Request: Pictures are to be left out; otherwise, copy exactly the lines from the line containing "What text is on this page?" through the end of the data.

==========

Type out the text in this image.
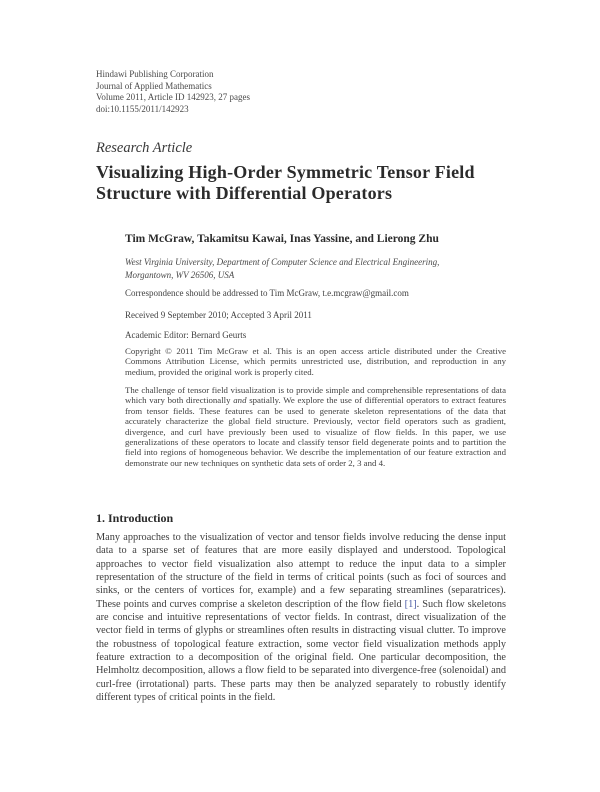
Hindawi Publishing Corporation
Journal of Applied Mathematics
Volume 2011, Article ID 142923, 27 pages
doi:10.1155/2011/142923
Research Article
Visualizing High-Order Symmetric Tensor Field
Structure with Differential Operators
Tim McGraw, Takamitsu Kawai, Inas Yassine, and Lierong Zhu
West Virginia University, Department of Computer Science and Electrical Engineering,
Morgantown, WV 26506, USA
Correspondence should be addressed to Tim McGraw, t.e.mcgraw@gmail.com
Received 9 September 2010; Accepted 3 April 2011
Academic Editor: Bernard Geurts
Copyright © 2011 Tim McGraw et al. This is an open access article distributed under the Creative Commons Attribution License, which permits unrestricted use, distribution, and reproduction in any medium, provided the original work is properly cited.
The challenge of tensor field visualization is to provide simple and comprehensible representations of data which vary both directionally and spatially. We explore the use of differential operators to extract features from tensor fields. These features can be used to generate skeleton representations of the data that accurately characterize the global field structure. Previously, vector field operators such as gradient, divergence, and curl have previously been used to visualize of flow fields. In this paper, we use generalizations of these operators to locate and classify tensor field degenerate points and to partition the field into regions of homogeneous behavior. We describe the implementation of our feature extraction and demonstrate our new techniques on synthetic data sets of order 2, 3 and 4.
1. Introduction
Many approaches to the visualization of vector and tensor fields involve reducing the dense input data to a sparse set of features that are more easily displayed and understood. Topological approaches to vector field visualization also attempt to reduce the input data to a simpler representation of the structure of the field in terms of critical points (such as foci of sources and sinks, or the centers of vortices for, example) and a few separating streamlines (separatrices). These points and curves comprise a skeleton description of the flow field [1]. Such flow skeletons are concise and intuitive representations of vector fields. In contrast, direct visualization of the vector field in terms of glyphs or streamlines often results in distracting visual clutter. To improve the robustness of topological feature extraction, some vector field visualization methods apply feature extraction to a decomposition of the original field. One particular decomposition, the Helmholtz decomposition, allows a flow field to be separated into divergence-free (solenoidal) and curl-free (irrotational) parts. These parts may then be analyzed separately to robustly identify different types of critical points in the field.
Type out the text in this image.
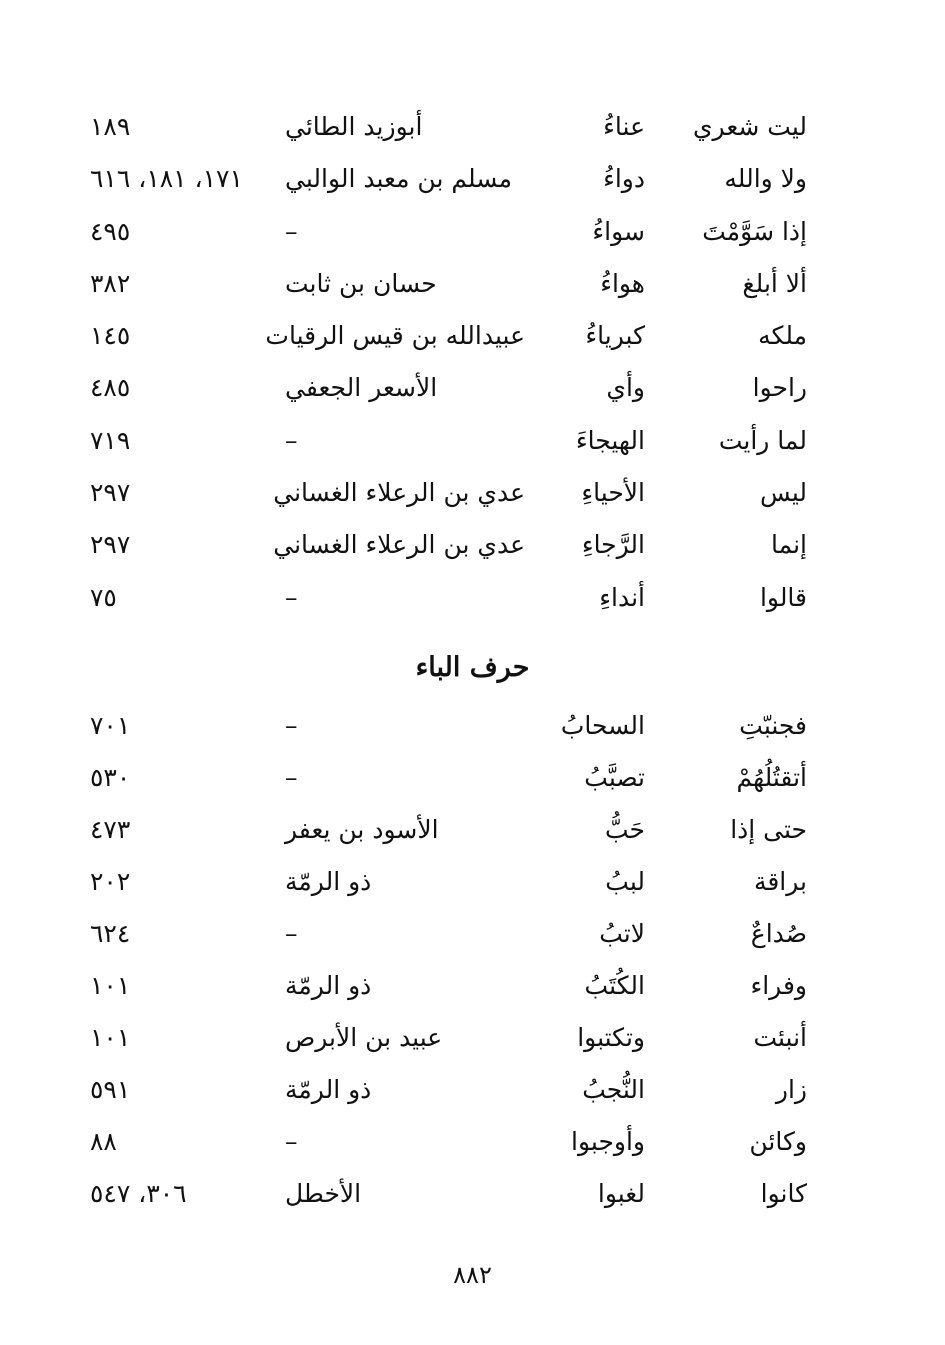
ليت شعري
عناءُ
أبوزيد الطائي
١٨٩
ولا والله
دواءُ
مسلم بن معبد الوالبي
١٧١، ١٨١، ٦١٦
إذا سَوَّمْتَ
سواءُ
–
٤٩٥
ألا أبلغ
هواءُ
حسان بن ثابت
٣٨٢
ملكه
كبرياءُ
عبيدالله بن قيس الرقيات
١٤٥
راحوا
وأي
الأسعر الجعفي
٤٨٥
لما رأيت
الهيجاءَ
–
٧١٩
ليس
الأحياءِ
عدي بن الرعلاء الغساني
٢٩٧
إنما
الرَّجاءِ
عدي بن الرعلاء الغساني
٢٩٧
قالوا
أنداءِ
–
٧٥
حرف الباء
فجنبّتِ
السحابُ
–
٧٠١
أتقتُلُهُمْ
تصبَّبُ
–
٥٣٠
حتى إذا
حَبُّ
الأسود بن يعفر
٤٧٣
براقة
لببُ
ذو الرمّة
٢٠٢
صُداعٌ
لاتبُ
–
٦٢٤
وفراء
الكُتَبُ
ذو الرمّة
١٠١
أنبئت
وتكتبوا
عبيد بن الأبرص
١٠١
زار
النُّجبُ
ذو الرمّة
٥٩١
وكائن
وأوجبوا
–
٨٨
كانوا
لغبوا
الأخطل
٣٠٦، ٥٤٧
٨٨٢
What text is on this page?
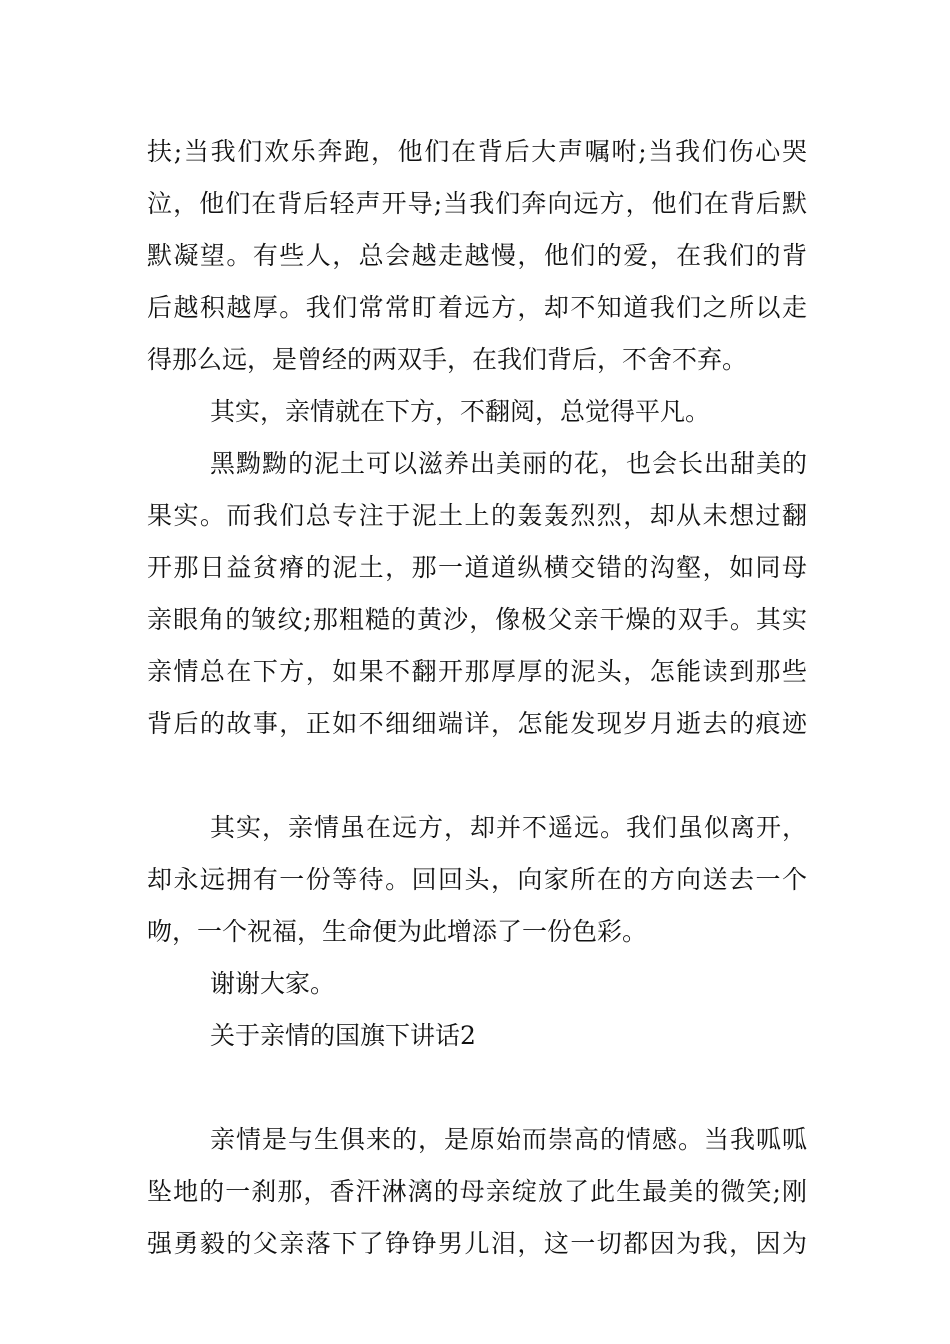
扶;当我们欢乐奔跑，他们在背后大声嘱咐;当我们伤心哭
泣，他们在背后轻声开导;当我们奔向远方，他们在背后默
默凝望。有些人，总会越走越慢，他们的爱，在我们的背
后越积越厚。我们常常盯着远方，却不知道我们之所以走
得那么远，是曾经的两双手，在我们背后，不舍不弃。
其实，亲情就在下方，不翻阅，总觉得平凡。
黑黝黝的泥土可以滋养出美丽的花，也会长出甜美的
果实。而我们总专注于泥土上的轰轰烈烈，却从未想过翻
开那日益贫瘠的泥土，那一道道纵横交错的沟壑，如同母
亲眼角的皱纹;那粗糙的黄沙，像极父亲干燥的双手。其实
亲情总在下方，如果不翻开那厚厚的泥头，怎能读到那些
背后的故事，正如不细细端详，怎能发现岁月逝去的痕迹
其实，亲情虽在远方，却并不遥远。我们虽似离开，
却永远拥有一份等待。回回头，向家所在的方向送去一个
吻，一个祝福，生命便为此增添了一份色彩。
谢谢大家。
关于亲情的国旗下讲话2
亲情是与生俱来的，是原始而崇高的情感。当我呱呱
坠地的一刹那，香汗淋漓的母亲绽放了此生最美的微笑;刚
强勇毅的父亲落下了铮铮男儿泪，这一切都因为我，因为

==========

Written answer:
What text is on this page?
扶;当我们欢乐奔跑，他们在背后大声嘱咐;当我们伤心哭
泣，他们在背后轻声开导;当我们奔向远方，他们在背后默
默凝望。有些人，总会越走越慢，他们的爱，在我们的背
后越积越厚。我们常常盯着远方，却不知道我们之所以走
得那么远，是曾经的两双手，在我们背后，不舍不弃。
其实，亲情就在下方，不翻阅，总觉得平凡。
黑黝黝的泥土可以滋养出美丽的花，也会长出甜美的
果实。而我们总专注于泥土上的轰轰烈烈，却从未想过翻
开那日益贫瘠的泥土，那一道道纵横交错的沟壑，如同母
亲眼角的皱纹;那粗糙的黄沙，像极父亲干燥的双手。其实
亲情总在下方，如果不翻开那厚厚的泥头，怎能读到那些
背后的故事，正如不细细端详，怎能发现岁月逝去的痕迹
其实，亲情虽在远方，却并不遥远。我们虽似离开，
却永远拥有一份等待。回回头，向家所在的方向送去一个
吻，一个祝福，生命便为此增添了一份色彩。
谢谢大家。
关于亲情的国旗下讲话2
亲情是与生俱来的，是原始而崇高的情感。当我呱呱
坠地的一刹那，香汗淋漓的母亲绽放了此生最美的微笑;刚
强勇毅的父亲落下了铮铮男儿泪，这一切都因为我，因为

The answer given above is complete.